PROBLEM:
Copy all entries without alteration and skip the pictures they hold.

THE INPUT:
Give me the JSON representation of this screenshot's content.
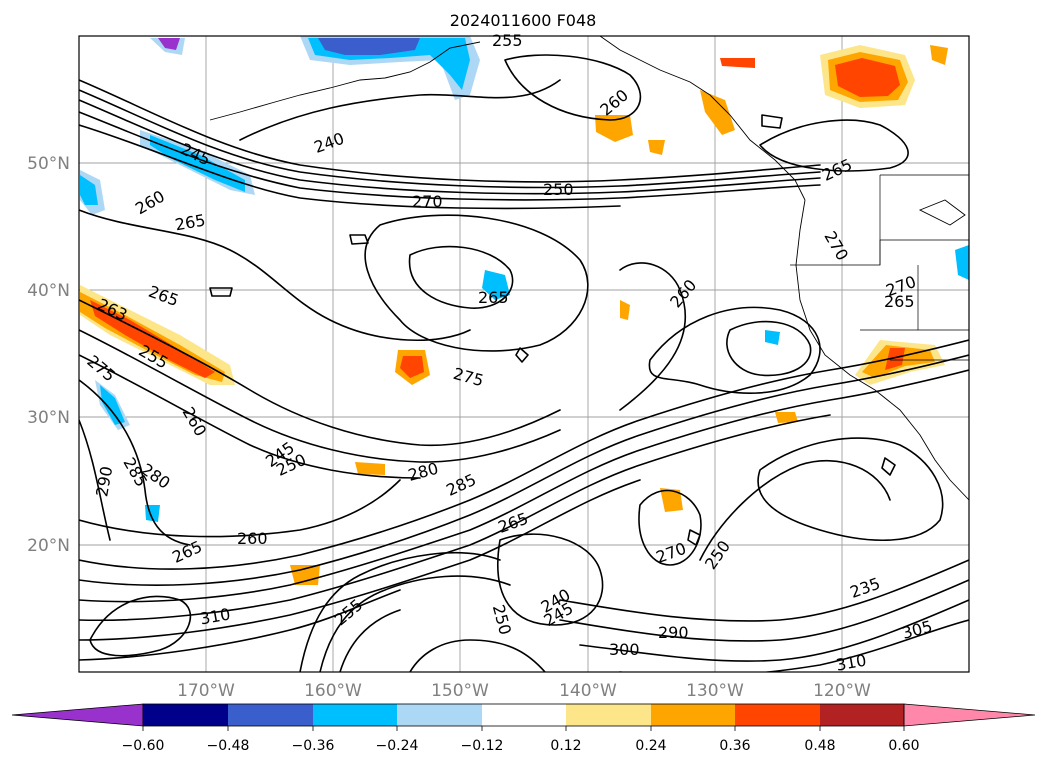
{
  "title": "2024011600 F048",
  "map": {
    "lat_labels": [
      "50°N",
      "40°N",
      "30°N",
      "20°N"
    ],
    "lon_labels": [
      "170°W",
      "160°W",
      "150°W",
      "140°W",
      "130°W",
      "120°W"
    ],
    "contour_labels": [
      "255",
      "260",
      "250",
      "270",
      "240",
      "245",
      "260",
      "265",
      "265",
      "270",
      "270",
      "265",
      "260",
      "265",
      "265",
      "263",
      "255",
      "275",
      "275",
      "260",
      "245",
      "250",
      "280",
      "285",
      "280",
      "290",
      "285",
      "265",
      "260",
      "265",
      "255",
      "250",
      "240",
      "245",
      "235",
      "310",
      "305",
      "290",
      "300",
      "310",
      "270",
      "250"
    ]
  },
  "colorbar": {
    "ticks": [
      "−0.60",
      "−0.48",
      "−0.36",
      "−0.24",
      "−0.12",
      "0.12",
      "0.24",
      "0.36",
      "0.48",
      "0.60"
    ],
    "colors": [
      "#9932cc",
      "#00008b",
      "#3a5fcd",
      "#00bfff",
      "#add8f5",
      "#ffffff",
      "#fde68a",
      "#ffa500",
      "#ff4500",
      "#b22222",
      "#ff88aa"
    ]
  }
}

TASK RESPONSE:
Give me the JSON representation of this screenshot's content.
{
  "title": "2024011600 F048",
  "map": {
    "lat_labels": [
      "50°N",
      "40°N",
      "30°N",
      "20°N"
    ],
    "lon_labels": [
      "170°W",
      "160°W",
      "150°W",
      "140°W",
      "130°W",
      "120°W"
    ],
    "contour_labels": [
      "255",
      "260",
      "250",
      "270",
      "240",
      "245",
      "260",
      "265",
      "265",
      "270",
      "270",
      "265",
      "260",
      "265",
      "265",
      "263",
      "255",
      "275",
      "275",
      "260",
      "245",
      "250",
      "280",
      "285",
      "280",
      "290",
      "285",
      "265",
      "260",
      "265",
      "255",
      "250",
      "240",
      "245",
      "235",
      "310",
      "305",
      "290",
      "300",
      "310",
      "270",
      "250"
    ]
  },
  "colorbar": {
    "ticks": [
      "−0.60",
      "−0.48",
      "−0.36",
      "−0.24",
      "−0.12",
      "0.12",
      "0.24",
      "0.36",
      "0.48",
      "0.60"
    ],
    "colors": [
      "#9932cc",
      "#00008b",
      "#3a5fcd",
      "#00bfff",
      "#add8f5",
      "#ffffff",
      "#fde68a",
      "#ffa500",
      "#ff4500",
      "#b22222",
      "#ff88aa"
    ]
  }
}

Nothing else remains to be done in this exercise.